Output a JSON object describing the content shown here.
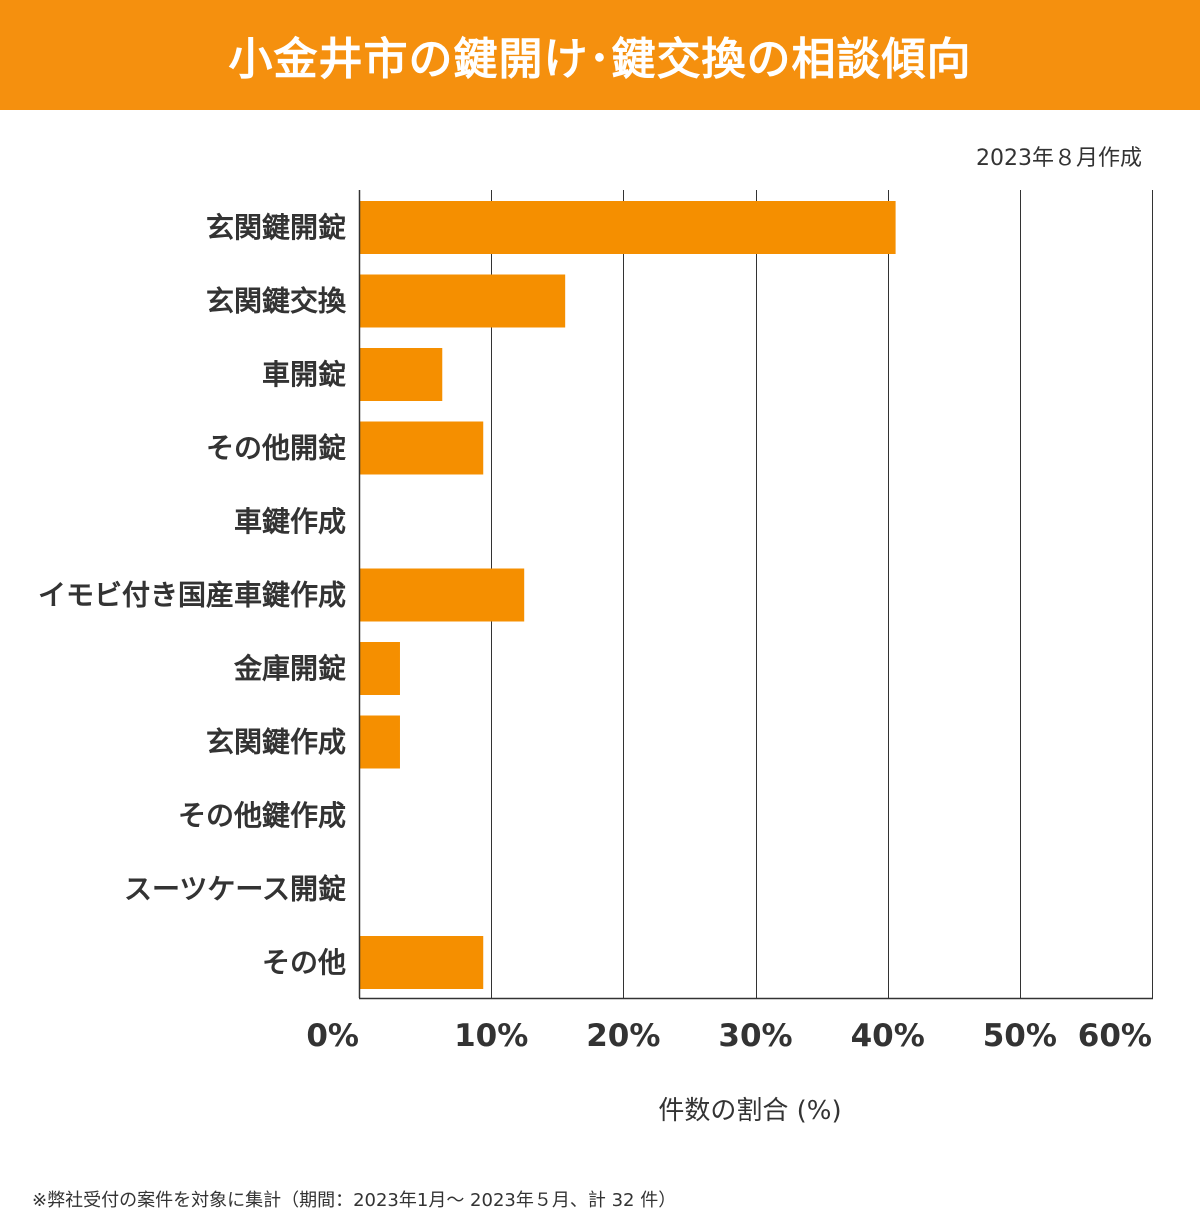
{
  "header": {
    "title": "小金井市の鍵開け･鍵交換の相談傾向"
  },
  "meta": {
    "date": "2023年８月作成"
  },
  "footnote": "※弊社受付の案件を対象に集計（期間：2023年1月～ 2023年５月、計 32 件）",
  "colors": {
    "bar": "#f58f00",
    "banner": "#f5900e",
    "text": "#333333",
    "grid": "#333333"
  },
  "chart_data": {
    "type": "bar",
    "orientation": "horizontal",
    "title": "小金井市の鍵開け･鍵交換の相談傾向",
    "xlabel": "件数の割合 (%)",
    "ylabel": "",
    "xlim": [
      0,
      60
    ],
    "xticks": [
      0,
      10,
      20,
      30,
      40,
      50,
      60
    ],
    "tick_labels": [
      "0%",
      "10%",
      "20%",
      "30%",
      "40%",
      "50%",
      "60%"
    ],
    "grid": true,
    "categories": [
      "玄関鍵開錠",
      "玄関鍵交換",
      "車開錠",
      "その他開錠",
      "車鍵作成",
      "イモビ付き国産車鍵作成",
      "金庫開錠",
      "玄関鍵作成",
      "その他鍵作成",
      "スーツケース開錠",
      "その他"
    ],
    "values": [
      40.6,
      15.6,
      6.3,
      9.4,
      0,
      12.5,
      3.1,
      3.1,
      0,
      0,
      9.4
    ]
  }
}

### Your instructions
All preceding records should be duplicated verbatim, images excepted.

### Reply
Output a JSON object describing the content shown here.
{
  "header": {
    "title": "小金井市の鍵開け･鍵交換の相談傾向"
  },
  "meta": {
    "date": "2023年８月作成"
  },
  "footnote": "※弊社受付の案件を対象に集計（期間：2023年1月～ 2023年５月、計 32 件）",
  "colors": {
    "bar": "#f58f00",
    "banner": "#f5900e",
    "text": "#333333",
    "grid": "#333333"
  },
  "chart_data": {
    "type": "bar",
    "orientation": "horizontal",
    "title": "小金井市の鍵開け･鍵交換の相談傾向",
    "xlabel": "件数の割合 (%)",
    "ylabel": "",
    "xlim": [
      0,
      60
    ],
    "xticks": [
      0,
      10,
      20,
      30,
      40,
      50,
      60
    ],
    "tick_labels": [
      "0%",
      "10%",
      "20%",
      "30%",
      "40%",
      "50%",
      "60%"
    ],
    "grid": true,
    "categories": [
      "玄関鍵開錠",
      "玄関鍵交換",
      "車開錠",
      "その他開錠",
      "車鍵作成",
      "イモビ付き国産車鍵作成",
      "金庫開錠",
      "玄関鍵作成",
      "その他鍵作成",
      "スーツケース開錠",
      "その他"
    ],
    "values": [
      40.6,
      15.6,
      6.3,
      9.4,
      0,
      12.5,
      3.1,
      3.1,
      0,
      0,
      9.4
    ]
  }
}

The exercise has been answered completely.